## [Directive]
Some lines of these records may hold the word "Firmware"; state how many, using only the number.

Stored data
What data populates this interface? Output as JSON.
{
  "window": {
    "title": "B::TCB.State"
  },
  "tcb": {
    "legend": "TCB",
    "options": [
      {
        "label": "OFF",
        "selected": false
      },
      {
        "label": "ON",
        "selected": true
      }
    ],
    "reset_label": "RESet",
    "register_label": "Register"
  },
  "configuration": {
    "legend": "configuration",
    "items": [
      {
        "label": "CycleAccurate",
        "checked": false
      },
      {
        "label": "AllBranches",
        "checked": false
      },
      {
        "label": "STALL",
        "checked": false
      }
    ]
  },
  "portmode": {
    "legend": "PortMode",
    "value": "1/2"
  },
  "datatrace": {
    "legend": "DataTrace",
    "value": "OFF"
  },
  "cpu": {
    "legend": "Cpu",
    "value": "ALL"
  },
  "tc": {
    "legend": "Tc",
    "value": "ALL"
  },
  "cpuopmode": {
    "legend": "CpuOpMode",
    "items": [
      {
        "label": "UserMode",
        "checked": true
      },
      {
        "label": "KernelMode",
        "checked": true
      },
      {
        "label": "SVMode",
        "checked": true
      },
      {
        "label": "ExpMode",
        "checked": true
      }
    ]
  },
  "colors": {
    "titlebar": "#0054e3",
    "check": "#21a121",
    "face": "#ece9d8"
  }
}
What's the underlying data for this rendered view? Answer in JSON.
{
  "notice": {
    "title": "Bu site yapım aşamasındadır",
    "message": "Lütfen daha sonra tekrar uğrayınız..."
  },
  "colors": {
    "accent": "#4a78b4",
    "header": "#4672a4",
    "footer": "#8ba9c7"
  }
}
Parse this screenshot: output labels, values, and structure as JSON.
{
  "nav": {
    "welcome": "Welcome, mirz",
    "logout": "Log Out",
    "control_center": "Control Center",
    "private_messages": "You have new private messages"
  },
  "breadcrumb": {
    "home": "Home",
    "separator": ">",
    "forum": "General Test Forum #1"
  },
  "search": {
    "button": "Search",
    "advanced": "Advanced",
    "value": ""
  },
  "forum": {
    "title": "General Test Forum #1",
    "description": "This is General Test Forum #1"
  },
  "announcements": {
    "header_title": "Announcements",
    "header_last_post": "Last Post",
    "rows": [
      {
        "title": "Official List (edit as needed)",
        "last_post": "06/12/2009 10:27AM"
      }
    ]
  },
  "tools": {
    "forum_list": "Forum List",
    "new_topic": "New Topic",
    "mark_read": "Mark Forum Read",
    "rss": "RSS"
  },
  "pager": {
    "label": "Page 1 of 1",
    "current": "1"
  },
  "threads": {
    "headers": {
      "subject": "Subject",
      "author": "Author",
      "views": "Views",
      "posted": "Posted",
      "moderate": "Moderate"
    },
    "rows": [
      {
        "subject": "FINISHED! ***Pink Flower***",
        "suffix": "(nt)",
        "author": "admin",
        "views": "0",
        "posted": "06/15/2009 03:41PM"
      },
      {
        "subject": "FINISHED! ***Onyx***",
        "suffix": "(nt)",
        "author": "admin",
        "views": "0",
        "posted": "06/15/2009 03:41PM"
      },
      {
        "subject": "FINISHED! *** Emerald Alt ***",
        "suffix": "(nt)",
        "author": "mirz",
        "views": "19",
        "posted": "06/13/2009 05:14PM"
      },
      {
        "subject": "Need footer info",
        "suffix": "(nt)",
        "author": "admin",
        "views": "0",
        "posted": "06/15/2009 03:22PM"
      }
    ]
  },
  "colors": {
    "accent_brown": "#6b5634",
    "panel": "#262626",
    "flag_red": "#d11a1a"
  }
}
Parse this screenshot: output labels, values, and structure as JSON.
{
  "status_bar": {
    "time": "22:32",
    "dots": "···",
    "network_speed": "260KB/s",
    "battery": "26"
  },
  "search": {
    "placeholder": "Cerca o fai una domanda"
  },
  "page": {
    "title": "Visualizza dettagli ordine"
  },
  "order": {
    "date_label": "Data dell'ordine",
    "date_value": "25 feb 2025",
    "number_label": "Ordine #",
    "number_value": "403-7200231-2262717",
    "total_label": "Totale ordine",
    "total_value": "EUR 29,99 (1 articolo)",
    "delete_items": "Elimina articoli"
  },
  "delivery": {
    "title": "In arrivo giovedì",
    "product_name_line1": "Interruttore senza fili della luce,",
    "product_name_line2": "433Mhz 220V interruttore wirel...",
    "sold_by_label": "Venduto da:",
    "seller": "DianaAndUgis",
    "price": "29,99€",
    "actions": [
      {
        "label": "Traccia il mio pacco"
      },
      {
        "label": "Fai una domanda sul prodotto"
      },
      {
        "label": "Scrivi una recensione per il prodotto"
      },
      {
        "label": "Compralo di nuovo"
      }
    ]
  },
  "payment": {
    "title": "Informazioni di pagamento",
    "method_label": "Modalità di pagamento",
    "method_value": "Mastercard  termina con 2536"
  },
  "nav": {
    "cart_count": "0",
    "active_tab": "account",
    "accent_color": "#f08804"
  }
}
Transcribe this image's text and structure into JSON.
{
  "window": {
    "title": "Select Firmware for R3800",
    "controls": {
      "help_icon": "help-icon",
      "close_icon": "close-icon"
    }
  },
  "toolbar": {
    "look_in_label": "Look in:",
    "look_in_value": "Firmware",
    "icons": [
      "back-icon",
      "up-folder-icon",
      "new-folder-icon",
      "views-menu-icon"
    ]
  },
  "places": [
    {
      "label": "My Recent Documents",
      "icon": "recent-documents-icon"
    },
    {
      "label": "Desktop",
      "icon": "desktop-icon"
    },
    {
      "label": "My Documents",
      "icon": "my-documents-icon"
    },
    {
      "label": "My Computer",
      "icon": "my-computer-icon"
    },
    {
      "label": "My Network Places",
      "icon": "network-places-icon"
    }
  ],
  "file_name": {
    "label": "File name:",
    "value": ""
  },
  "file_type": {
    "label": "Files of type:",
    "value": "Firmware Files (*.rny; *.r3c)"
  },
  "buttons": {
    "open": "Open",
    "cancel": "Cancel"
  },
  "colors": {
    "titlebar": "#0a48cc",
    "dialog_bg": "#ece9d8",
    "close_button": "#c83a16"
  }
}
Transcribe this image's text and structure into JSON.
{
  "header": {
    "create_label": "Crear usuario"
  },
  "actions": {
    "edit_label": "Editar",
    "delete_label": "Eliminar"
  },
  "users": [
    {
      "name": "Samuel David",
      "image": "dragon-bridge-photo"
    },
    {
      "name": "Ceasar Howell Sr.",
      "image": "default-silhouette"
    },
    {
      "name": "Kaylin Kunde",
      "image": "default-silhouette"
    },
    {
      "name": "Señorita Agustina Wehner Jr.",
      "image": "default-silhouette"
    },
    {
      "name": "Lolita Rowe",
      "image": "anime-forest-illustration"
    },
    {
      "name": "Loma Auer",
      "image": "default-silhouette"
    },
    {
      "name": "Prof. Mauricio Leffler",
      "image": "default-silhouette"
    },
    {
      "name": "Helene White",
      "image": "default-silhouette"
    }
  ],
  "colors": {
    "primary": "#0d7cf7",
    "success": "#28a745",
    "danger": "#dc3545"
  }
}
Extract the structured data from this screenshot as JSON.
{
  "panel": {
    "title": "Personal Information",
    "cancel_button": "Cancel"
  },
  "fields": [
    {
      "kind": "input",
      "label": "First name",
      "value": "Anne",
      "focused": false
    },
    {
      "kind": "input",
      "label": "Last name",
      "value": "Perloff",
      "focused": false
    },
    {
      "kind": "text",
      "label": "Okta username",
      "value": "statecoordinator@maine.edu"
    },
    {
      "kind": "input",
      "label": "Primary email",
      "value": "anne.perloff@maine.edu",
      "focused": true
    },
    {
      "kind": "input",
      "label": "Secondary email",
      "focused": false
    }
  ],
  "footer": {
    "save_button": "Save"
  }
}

## [The output]
3